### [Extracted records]
_ _ _ _

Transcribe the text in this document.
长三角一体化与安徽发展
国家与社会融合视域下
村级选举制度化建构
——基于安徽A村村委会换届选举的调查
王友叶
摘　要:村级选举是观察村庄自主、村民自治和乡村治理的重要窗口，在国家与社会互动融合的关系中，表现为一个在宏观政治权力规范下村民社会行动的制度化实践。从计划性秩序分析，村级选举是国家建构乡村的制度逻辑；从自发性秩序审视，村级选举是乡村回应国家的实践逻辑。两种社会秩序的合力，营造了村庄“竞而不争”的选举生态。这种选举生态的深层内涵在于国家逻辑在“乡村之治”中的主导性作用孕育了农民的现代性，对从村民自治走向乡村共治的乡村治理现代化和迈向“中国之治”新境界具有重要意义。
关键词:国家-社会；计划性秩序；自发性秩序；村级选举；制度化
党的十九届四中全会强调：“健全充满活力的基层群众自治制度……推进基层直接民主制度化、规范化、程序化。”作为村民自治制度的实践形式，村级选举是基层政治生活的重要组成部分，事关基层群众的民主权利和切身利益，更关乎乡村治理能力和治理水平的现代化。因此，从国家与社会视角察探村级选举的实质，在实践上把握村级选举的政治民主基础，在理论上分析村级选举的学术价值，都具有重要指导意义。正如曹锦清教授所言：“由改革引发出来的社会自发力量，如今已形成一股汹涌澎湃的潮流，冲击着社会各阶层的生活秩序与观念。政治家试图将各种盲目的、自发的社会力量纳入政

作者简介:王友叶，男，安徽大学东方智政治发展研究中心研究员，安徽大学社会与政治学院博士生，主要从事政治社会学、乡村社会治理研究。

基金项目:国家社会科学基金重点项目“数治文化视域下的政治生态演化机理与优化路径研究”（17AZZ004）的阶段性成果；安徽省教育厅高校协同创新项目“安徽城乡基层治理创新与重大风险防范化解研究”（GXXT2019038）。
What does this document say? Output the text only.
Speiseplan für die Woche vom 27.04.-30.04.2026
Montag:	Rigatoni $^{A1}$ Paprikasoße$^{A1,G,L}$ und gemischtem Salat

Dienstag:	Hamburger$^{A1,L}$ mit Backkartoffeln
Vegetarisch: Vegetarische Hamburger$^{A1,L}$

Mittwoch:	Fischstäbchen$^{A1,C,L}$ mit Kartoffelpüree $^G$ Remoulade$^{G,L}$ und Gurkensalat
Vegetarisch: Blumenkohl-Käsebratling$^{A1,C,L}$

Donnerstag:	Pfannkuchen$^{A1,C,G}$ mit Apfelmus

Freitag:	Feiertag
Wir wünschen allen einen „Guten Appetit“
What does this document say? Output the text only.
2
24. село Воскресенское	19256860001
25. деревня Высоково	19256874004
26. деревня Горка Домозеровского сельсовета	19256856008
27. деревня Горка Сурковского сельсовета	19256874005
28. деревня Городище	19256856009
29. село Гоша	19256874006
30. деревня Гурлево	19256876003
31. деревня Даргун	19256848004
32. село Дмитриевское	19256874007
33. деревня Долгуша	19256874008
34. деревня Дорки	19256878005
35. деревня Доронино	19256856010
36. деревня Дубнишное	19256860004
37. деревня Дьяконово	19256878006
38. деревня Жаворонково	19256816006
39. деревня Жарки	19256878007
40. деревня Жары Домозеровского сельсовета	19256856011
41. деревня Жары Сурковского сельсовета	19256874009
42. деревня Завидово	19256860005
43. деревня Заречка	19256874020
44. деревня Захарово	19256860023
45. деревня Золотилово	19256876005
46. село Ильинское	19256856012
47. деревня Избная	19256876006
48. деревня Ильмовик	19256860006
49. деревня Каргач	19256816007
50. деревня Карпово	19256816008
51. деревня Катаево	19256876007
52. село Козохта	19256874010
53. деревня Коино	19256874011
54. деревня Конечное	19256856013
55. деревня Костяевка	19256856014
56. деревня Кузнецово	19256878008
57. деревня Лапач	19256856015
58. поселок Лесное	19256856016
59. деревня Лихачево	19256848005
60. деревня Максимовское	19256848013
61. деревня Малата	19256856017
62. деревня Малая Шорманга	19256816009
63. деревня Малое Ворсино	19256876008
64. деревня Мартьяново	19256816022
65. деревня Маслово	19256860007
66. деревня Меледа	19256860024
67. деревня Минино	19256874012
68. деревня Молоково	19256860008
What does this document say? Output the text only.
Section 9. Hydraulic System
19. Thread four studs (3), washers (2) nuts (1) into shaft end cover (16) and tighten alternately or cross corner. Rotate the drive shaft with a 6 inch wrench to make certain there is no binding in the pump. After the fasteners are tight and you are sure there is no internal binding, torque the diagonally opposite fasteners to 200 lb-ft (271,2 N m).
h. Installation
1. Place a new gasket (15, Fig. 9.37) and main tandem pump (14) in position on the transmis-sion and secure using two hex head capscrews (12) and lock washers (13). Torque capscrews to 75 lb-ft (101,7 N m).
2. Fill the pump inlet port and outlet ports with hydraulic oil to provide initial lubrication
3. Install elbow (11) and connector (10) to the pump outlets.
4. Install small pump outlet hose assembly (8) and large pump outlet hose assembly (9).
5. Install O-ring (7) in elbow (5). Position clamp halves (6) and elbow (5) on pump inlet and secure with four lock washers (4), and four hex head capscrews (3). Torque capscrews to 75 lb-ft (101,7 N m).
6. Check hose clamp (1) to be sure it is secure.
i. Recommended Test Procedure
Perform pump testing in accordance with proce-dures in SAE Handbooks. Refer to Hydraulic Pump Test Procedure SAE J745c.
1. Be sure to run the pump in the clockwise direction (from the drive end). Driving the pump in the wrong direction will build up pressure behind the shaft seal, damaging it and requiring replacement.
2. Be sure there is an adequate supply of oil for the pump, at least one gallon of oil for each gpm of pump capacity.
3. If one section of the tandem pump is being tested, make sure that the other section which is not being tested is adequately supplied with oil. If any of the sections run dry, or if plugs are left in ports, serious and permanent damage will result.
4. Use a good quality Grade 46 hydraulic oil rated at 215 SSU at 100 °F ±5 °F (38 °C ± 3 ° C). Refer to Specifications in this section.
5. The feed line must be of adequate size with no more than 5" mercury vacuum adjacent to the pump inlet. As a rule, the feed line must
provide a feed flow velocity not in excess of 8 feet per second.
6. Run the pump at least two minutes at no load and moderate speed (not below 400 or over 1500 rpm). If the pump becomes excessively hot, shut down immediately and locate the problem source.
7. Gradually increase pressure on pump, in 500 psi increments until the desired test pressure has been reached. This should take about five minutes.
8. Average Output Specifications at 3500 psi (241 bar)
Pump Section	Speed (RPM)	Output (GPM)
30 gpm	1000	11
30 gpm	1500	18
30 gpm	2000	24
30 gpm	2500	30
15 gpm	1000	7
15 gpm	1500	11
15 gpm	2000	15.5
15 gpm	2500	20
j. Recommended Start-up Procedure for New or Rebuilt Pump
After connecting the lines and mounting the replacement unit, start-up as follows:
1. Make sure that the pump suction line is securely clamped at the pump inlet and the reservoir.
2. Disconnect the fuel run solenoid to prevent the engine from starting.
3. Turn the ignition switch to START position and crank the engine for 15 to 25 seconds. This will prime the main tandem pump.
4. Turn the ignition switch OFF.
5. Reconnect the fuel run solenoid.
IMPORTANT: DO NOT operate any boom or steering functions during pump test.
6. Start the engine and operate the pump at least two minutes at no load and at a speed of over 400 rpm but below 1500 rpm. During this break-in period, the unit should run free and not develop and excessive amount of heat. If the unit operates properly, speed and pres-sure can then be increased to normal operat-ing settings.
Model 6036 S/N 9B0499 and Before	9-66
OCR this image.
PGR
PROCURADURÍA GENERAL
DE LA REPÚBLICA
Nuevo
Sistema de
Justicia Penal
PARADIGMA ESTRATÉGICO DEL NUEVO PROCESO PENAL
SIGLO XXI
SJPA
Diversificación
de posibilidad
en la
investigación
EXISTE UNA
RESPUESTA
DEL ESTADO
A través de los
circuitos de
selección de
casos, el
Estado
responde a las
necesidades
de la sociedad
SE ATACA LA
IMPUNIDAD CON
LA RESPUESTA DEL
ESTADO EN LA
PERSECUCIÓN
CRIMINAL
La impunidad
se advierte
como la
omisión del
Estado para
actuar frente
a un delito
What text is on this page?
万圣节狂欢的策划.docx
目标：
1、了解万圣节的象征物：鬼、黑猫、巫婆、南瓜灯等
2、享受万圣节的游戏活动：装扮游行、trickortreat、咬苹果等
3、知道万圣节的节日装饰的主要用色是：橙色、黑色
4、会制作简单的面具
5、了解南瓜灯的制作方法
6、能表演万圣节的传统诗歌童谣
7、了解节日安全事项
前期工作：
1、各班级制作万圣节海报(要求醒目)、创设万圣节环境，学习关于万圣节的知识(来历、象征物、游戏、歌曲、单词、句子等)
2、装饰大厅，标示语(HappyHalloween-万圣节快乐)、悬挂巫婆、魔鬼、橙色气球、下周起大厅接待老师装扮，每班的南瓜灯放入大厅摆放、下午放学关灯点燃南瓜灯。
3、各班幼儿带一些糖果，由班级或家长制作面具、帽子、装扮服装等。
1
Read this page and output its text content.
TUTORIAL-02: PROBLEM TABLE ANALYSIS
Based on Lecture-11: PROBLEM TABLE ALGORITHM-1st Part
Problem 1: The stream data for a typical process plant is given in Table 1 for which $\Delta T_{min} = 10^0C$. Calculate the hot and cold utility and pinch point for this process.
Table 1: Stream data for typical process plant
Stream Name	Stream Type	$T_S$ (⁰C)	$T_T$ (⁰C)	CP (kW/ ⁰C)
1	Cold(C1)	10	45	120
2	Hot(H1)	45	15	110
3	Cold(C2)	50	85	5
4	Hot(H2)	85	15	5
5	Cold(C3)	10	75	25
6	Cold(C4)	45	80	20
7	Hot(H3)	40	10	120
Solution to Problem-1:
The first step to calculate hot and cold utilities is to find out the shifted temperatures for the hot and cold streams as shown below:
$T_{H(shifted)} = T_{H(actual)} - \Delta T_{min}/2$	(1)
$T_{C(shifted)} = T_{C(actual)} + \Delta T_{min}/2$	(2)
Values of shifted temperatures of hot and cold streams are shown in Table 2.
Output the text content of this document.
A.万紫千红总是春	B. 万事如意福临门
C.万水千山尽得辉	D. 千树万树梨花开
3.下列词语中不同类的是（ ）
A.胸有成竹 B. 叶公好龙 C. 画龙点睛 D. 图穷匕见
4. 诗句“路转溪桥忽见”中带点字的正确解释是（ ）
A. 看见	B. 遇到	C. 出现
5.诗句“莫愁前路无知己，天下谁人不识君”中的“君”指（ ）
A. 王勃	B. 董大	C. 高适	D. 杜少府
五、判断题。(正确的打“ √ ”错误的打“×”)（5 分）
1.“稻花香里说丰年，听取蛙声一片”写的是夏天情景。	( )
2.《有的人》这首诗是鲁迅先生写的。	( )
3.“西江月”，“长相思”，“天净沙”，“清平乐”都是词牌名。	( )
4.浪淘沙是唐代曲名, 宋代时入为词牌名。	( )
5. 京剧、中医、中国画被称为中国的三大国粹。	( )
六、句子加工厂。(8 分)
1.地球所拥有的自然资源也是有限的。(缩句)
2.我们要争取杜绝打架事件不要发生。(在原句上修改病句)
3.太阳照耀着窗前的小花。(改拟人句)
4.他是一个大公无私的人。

_ _ _ _

### [THE REQUEST]
Repeat, character for character, the lines from the one that holds "Output the text content of this document." to the final line of the material, inclusive, and no other lines.

### [SOLVED EXERCISE]
Output the text content of this document.
A.万紫千红总是春	B. 万事如意福临门
C.万水千山尽得辉	D. 千树万树梨花开
3.下列词语中不同类的是（ ）
A.胸有成竹 B. 叶公好龙 C. 画龙点睛 D. 图穷匕见
4. 诗句“路转溪桥忽见”中带点字的正确解释是（ ）
A. 看见	B. 遇到	C. 出现
5.诗句“莫愁前路无知己，天下谁人不识君”中的“君”指（ ）
A. 王勃	B. 董大	C. 高适	D. 杜少府
五、判断题。(正确的打“ √ ”错误的打“×”)（5 分）
1.“稻花香里说丰年，听取蛙声一片”写的是夏天情景。	( )
2.《有的人》这首诗是鲁迅先生写的。	( )
3.“西江月”，“长相思”，“天净沙”，“清平乐”都是词牌名。	( )
4.浪淘沙是唐代曲名, 宋代时入为词牌名。	( )
5. 京剧、中医、中国画被称为中国的三大国粹。	( )
六、句子加工厂。(8 分)
1.地球所拥有的自然资源也是有限的。(缩句)
2.我们要争取杜绝打架事件不要发生。(在原句上修改病句)
3.太阳照耀着窗前的小花。(改拟人句)
4.他是一个大公无私的人。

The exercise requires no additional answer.